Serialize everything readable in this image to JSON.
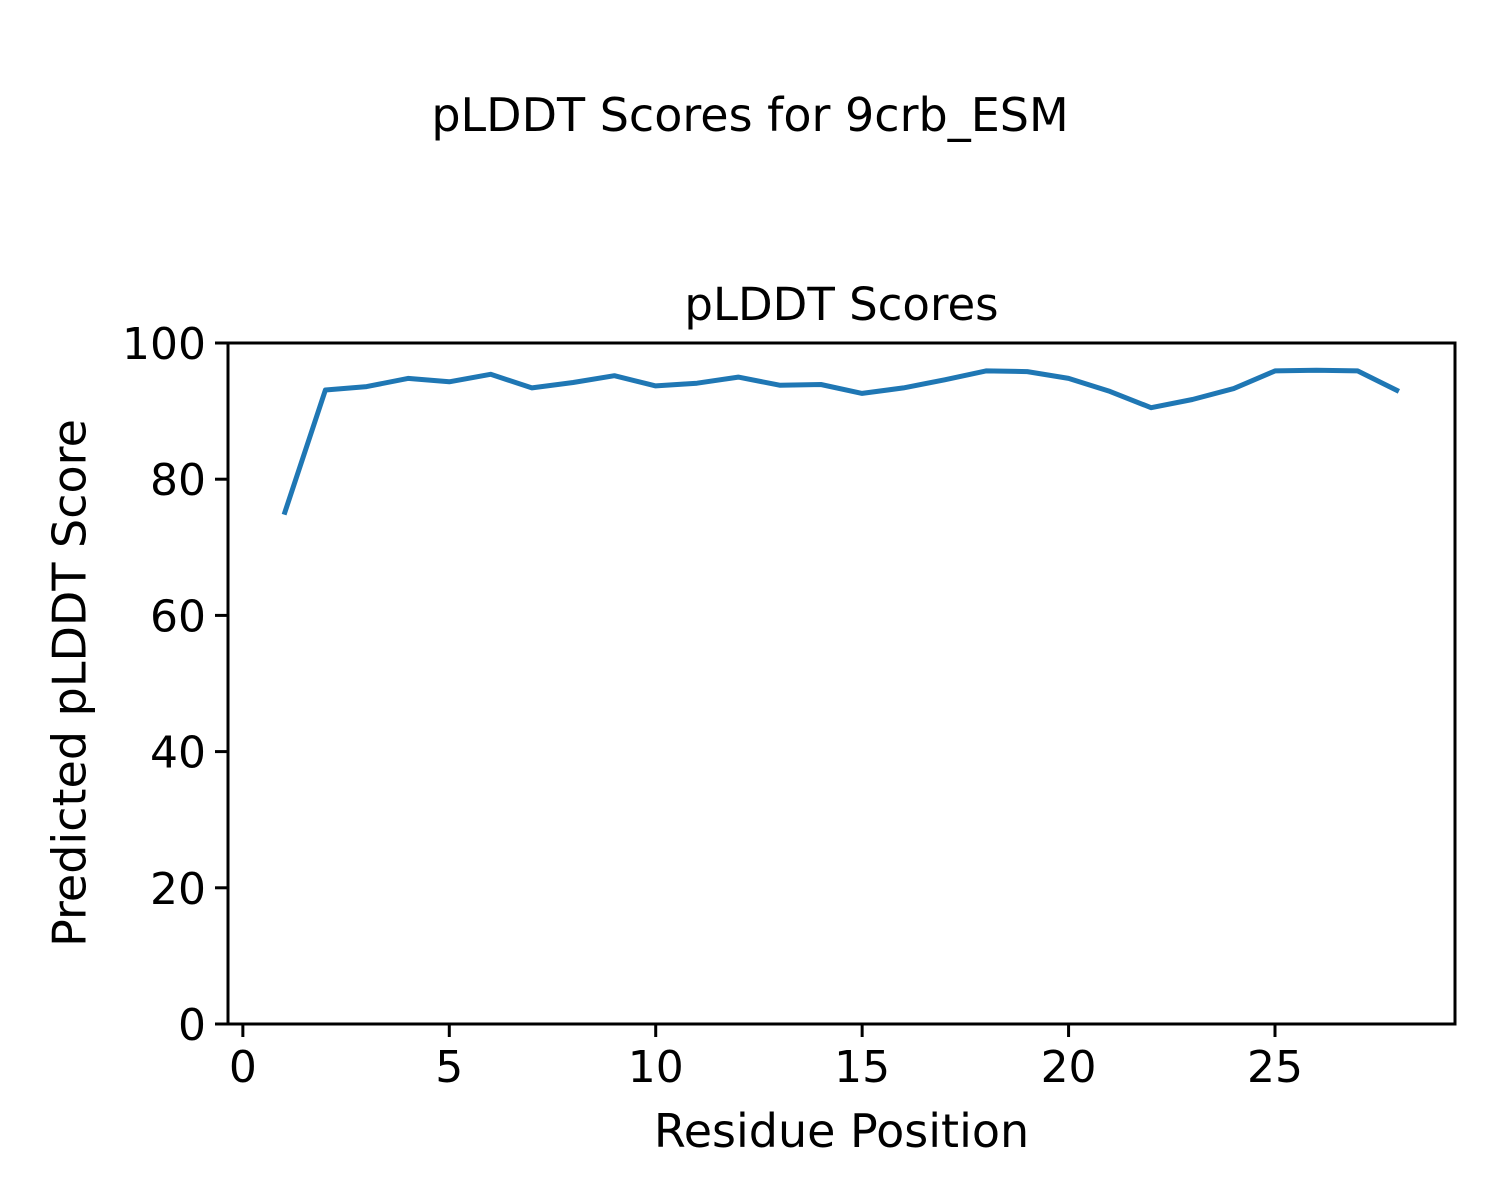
{
  "figure": {
    "suptitle": "pLDDT Scores for 9crb_ESM",
    "background": "#ffffff"
  },
  "chart_data": {
    "type": "line",
    "title": "pLDDT Scores",
    "xlabel": "Residue Position",
    "ylabel": "Predicted pLDDT Score",
    "x": [
      1,
      2,
      3,
      4,
      5,
      6,
      7,
      8,
      9,
      10,
      11,
      12,
      13,
      14,
      15,
      16,
      17,
      18,
      19,
      20,
      21,
      22,
      23,
      24,
      25,
      26,
      27,
      28
    ],
    "values": [
      74.8,
      93.1,
      93.6,
      94.8,
      94.3,
      95.4,
      93.4,
      94.2,
      95.2,
      93.7,
      94.1,
      95.0,
      93.8,
      93.9,
      92.6,
      93.4,
      94.6,
      95.9,
      95.8,
      94.8,
      92.9,
      90.5,
      91.7,
      93.3,
      95.9,
      96.0,
      95.9,
      92.9
    ],
    "xlim": [
      -0.36,
      29.36
    ],
    "ylim": [
      0,
      100
    ],
    "x_ticks": [
      0,
      5,
      10,
      15,
      20,
      25
    ],
    "y_ticks": [
      0,
      20,
      40,
      60,
      80,
      100
    ],
    "grid": false,
    "legend_position": "none",
    "line_color": "#1f77b4",
    "line_width": 5,
    "spine_color": "#000000",
    "tick_font_size": 44
  }
}
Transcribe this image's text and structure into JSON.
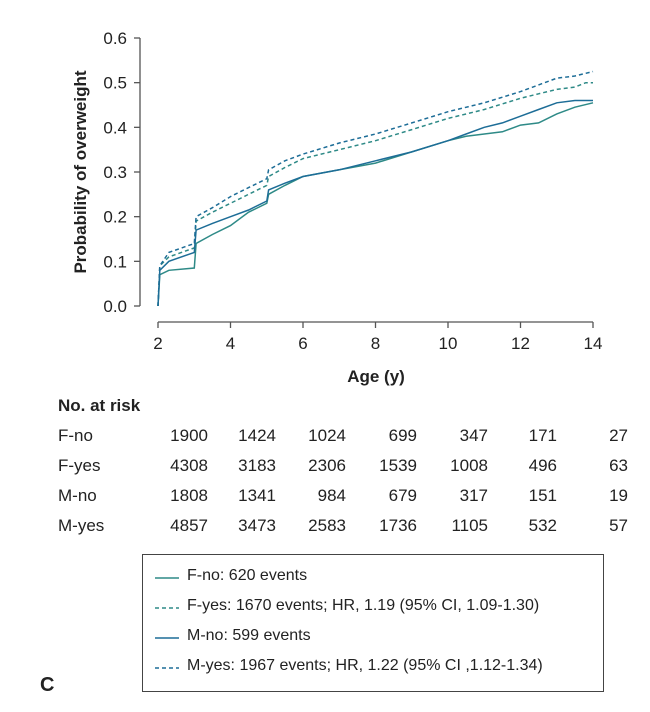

Required work
Report the number of lines in the listing above that include the word "this", and nothing else.

Response to the exercise
2